Document extract –
______________________________
Beyond communication and advocacy, there's several skills, characteristics and capabilities that a CDO will need.
Let's look at each in turn.
So, we've established that communication is the key skill for a delivery principal. Beyond that, though, what other traits or abilities are important to lead customer delivery?
Here's a list of seven CDO super-powers, and we'll look at each below.

Building relationships #
The CDO needs to be a master at relationship building.
Most obviously, projects get done because people do them, and the better those people are connected to the focus and purpose of the task, the higher quality the outcomes. Consequently, fostering personal connection is a vital component of delivering stuff.
There's a wider view, though.
The CDO will need the support of peers in the C-suite to achieve the delivery strategy vision. You will need the help of others in the wider business to execute the delivery strategy effectively: the technical and/or design specialists who engage directly with customer needs; the business's support and success services for ongoing health of what's built for clients; sales and marketing for landing the right kind of customers, and for a coherent persona and customer experience from beginning to end; and so on.
Rapport is essential to nurture long and healthy relationships with customers, of course. You need to connect in order to see the world from their perspective, to understand their needs and the goals their aiming to achieve, and for the client to trust that you're focused on the right outcomes for them.
Occasionally, the CDO will need to go toe-to-toe with colleagues to advocate for things that are important or to achieve certain necessary ends. But the most effective results will be achieved through building strong and healthy interpersonal connections.
The power of cake #
It's astonishingly important to spend social time with people.

Taking time out to share a piece of cake, to have a coffee with a colleague, or breakfast, or if food's not your thing then going for a walk together — it's powerful.
______________________________
Stored data –

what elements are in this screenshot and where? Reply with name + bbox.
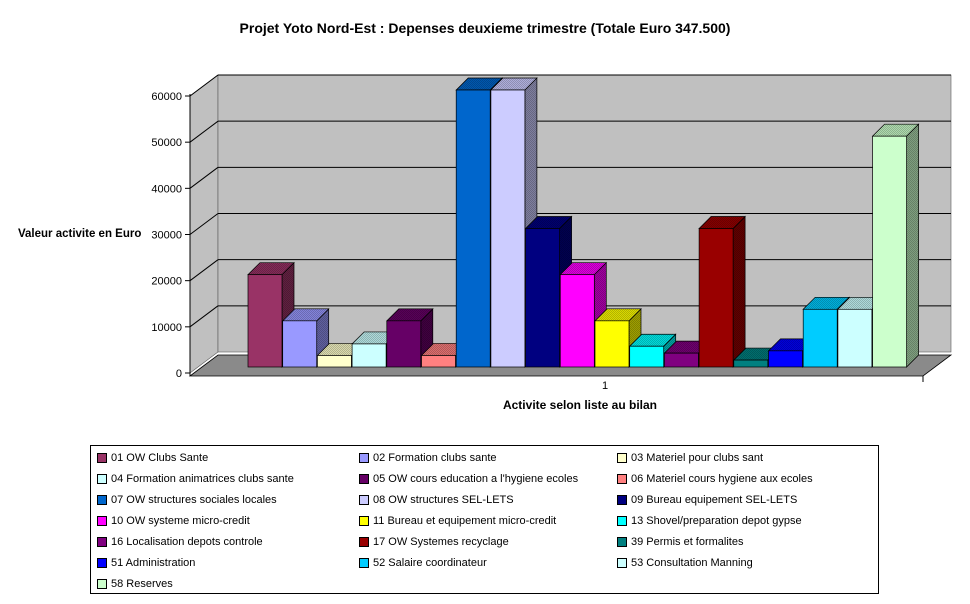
______________________________
Stated problem – Revise the passage on CDO skills, repeating it from "Here's a list" up to and including "wider view, though.", with "super-powers" replaced by "strengths".

Task solution –
Here's a list of seven CDO strengths, and we'll look at each below.

Building relationships #
The CDO needs to be a master at relationship building.
Most obviously, projects get done because people do them, and the better those people are connected to the focus and purpose of the task, the higher quality the outcomes. Consequently, fostering personal connection is a vital component of delivering stuff.
There's a wider view, though.